### Task
Convert each line of the rows below into a JSON list of strings, one string per line, skipping blank lines. Leave the pictures out.

### Supplied data
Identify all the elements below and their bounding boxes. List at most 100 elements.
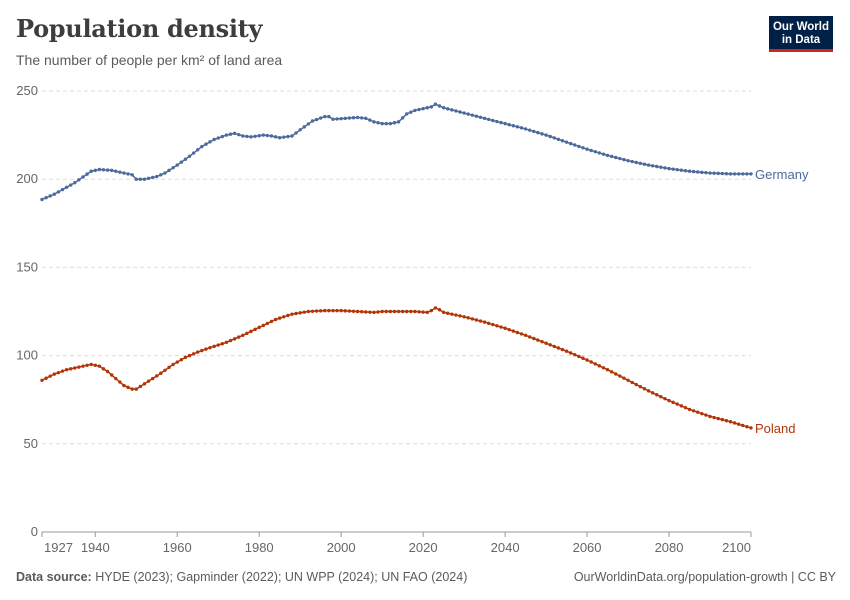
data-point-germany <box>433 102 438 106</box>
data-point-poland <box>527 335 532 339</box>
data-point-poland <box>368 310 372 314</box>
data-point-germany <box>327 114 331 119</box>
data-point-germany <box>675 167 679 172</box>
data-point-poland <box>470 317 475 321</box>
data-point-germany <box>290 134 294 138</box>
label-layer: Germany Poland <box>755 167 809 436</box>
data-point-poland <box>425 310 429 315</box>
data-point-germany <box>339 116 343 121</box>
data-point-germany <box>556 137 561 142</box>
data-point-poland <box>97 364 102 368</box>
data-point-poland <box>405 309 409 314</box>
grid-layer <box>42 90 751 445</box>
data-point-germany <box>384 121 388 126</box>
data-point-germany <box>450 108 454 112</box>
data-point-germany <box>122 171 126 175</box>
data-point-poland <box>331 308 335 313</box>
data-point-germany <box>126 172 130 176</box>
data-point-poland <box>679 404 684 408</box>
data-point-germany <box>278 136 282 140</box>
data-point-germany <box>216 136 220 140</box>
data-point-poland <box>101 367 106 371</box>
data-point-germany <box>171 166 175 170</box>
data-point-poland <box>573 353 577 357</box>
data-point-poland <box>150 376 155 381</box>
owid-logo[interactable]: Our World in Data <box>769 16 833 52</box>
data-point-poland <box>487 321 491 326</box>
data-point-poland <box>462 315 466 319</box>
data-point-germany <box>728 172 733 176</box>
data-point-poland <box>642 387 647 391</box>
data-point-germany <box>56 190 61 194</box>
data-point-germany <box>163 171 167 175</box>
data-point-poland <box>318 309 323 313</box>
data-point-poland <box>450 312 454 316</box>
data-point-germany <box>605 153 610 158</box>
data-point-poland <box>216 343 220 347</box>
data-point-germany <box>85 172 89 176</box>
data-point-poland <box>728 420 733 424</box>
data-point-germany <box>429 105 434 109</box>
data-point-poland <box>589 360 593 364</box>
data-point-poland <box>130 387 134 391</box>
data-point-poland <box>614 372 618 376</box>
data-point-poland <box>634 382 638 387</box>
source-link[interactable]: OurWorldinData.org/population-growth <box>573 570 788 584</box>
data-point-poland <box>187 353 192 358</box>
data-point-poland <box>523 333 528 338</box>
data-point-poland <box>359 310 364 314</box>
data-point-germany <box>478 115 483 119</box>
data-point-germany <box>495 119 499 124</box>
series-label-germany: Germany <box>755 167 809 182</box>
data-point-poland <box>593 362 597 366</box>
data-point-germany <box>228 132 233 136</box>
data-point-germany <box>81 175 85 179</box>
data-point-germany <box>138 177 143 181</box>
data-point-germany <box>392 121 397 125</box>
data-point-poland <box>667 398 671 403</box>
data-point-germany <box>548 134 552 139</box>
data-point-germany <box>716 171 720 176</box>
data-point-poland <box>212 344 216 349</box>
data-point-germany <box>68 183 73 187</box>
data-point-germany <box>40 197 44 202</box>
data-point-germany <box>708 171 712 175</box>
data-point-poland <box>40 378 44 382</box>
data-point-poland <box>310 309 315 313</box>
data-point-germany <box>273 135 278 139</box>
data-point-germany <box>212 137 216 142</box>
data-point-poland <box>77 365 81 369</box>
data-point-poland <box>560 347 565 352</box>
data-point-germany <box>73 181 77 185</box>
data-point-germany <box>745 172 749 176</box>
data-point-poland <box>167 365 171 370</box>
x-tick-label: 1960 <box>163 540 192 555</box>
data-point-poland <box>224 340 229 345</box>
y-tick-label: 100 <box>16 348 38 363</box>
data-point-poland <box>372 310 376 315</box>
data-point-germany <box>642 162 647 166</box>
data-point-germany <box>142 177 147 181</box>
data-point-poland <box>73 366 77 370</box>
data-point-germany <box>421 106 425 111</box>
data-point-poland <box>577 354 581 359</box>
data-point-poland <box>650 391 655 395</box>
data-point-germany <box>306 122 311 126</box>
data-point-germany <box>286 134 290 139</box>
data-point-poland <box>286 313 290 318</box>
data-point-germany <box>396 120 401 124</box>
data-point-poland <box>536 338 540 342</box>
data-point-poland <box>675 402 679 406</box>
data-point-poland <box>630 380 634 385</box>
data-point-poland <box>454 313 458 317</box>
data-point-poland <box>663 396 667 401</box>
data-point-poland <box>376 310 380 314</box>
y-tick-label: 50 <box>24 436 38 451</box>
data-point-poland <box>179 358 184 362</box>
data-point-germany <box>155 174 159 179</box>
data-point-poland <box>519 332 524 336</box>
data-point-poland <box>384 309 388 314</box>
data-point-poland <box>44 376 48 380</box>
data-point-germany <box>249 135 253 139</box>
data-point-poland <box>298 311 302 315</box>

### Exercise response
[
  "Identify all the elements below and their bounding boxes. List at most 100 elements.",
  "data-point-germany <box>433 102 438 106</box>",
  "data-point-poland <box>527 335 532 339</box>",
  "data-point-poland <box>368 310 372 314</box>",
  "data-point-germany <box>327 114 331 119</box>",
  "data-point-germany <box>675 167 679 172</box>",
  "data-point-poland <box>470 317 475 321</box>",
  "data-point-germany <box>290 134 294 138</box>",
  "label-layer: Germany Poland <box>755 167 809 436</box>",
  "data-point-poland <box>425 310 429 315</box>",
  "data-point-germany <box>339 116 343 121</box>",
  "data-point-germany <box>556 137 561 142</box>",
  "data-point-poland <box>97 364 102 368</box>",
  "data-point-poland <box>405 309 409 314</box>",
  "grid-layer <box>42 90 751 445</box>",
  "data-point-germany <box>384 121 388 126</box>",
  "data-point-germany <box>450 108 454 112</box>",
  "data-point-germany <box>122 171 126 175</box>",
  "data-point-poland <box>331 308 335 313</box>",
  "data-point-germany <box>126 172 130 176</box>",
  "data-point-poland <box>679 404 684 408</box>",
  "data-point-germany <box>278 136 282 140</box>",
  "data-point-germany <box>216 136 220 140</box>",
  "data-point-poland <box>101 367 106 371</box>",
  "data-point-germany <box>171 166 175 170</box>",
  "data-point-poland <box>573 353 577 357</box>",
  "data-point-poland <box>150 376 155 381</box>",
  "owid-logo[interactable]: Our World in Data <box>769 16 833 52</box>",
  "data-point-poland <box>487 321 491 326</box>",
  "data-point-poland <box>462 315 466 319</box>",
  "data-point-germany <box>728 172 733 176</box>",
  "data-point-poland <box>642 387 647 391</box>",
  "data-point-germany <box>56 190 61 194</box>",
  "data-point-germany <box>163 171 167 175</box>",
  "data-point-poland <box>318 309 323 313</box>",
  "data-point-poland <box>450 312 454 316</box>",
  "data-point-germany <box>605 153 610 158</box>",
  "data-point-poland <box>216 343 220 347</box>",
  "data-point-germany <box>85 172 89 176</box>",
  "data-point-poland <box>728 420 733 424</box>",
  "data-point-germany <box>429 105 434 109</box>",
  "data-point-poland <box>589 360 593 364</box>",
  "data-point-poland <box>130 387 134 391</box>",
  "data-point-poland <box>614 372 618 376</box>",
  "data-point-poland <box>634 382 638 387</box>",
  "source-link[interactable]: OurWorldinData.org/population-growth <box>573 570 788 584</box>",
  "data-point-poland <box>187 353 192 358</box>",
  "data-point-poland <box>523 333 528 338</box>",
  "data-point-poland <box>359 310 364 314</box>",
  "data-point-germany <box>478 115 483 119</box>",
  "data-point-germany <box>495 119 499 124</box>",
  "series-label-germany: Germany <box>755 167 809 182</box>",
  "data-point-poland <box>593 362 597 366</box>",
  "data-point-germany <box>228 132 233 136</box>",
  "data-point-germany <box>81 175 85 179</box>",
  "data-point-germany <box>138 177 143 181</box>",
  "data-point-germany <box>392 121 397 125</box>",
  "data-point-poland <box>667 398 671 403</box>",
  "data-point-germany <box>548 134 552 139</box>",
  "data-point-germany <box>716 171 720 176</box>",
  "data-point-poland <box>212 344 216 349</box>",
  "data-point-germany <box>68 183 73 187</box>",
  "data-point-germany <box>40 197 44 202</box>",
  "data-point-germany <box>708 171 712 175</box>",
  "data-point-poland <box>40 378 44 382</box>",
  "data-point-poland <box>310 309 315 313</box>",
  "data-point-germany <box>273 135 278 139</box>",
  "data-point-germany <box>212 137 216 142</box>",
  "data-point-poland <box>77 365 81 369</box>",
  "data-point-poland <box>560 347 565 352</box>",
  "data-point-germany <box>73 181 77 185</box>",
  "data-point-germany <box>745 172 749 176</box>",
  "data-point-poland <box>167 365 171 370</box>",
  "x-tick-label: 1960 <box>163 540 192 555</box>",
  "data-point-poland <box>224 340 229 345</box>",
  "y-tick-label: 100 <box>16 348 38 363</box>",
  "data-point-poland <box>372 310 376 315</box>",
  "data-point-germany <box>642 162 647 166</box>",
  "data-point-germany <box>142 177 147 181</box>",
  "data-point-poland <box>73 366 77 370</box>",
  "data-point-germany <box>421 106 425 111</box>",
  "data-point-poland <box>577 354 581 359</box>",
  "data-point-poland <box>650 391 655 395</box>",
  "data-point-germany <box>306 122 311 126</box>",
  "data-point-germany <box>286 134 290 139</box>",
  "data-point-poland <box>286 313 290 318</box>",
  "data-point-germany <box>396 120 401 124</box>",
  "data-point-poland <box>536 338 540 342</box>",
  "data-point-poland <box>675 402 679 406</box>",
  "data-point-poland <box>630 380 634 385</box>",
  "data-point-poland <box>454 313 458 317</box>",
  "data-point-poland <box>663 396 667 401</box>",
  "data-point-poland <box>376 310 380 314</box>",
  "y-tick-label: 50 <box>24 436 38 451</box>",
  "data-point-poland <box>179 358 184 362</box>",
  "data-point-germany <box>155 174 159 179</box>",
  "data-point-poland <box>519 332 524 336</box>",
  "data-point-poland <box>384 309 388 314</box>",
  "data-point-poland <box>44 376 48 380</box>",
  "data-point-germany <box>249 135 253 139</box>",
  "data-point-poland <box>298 311 302 315</box>"
]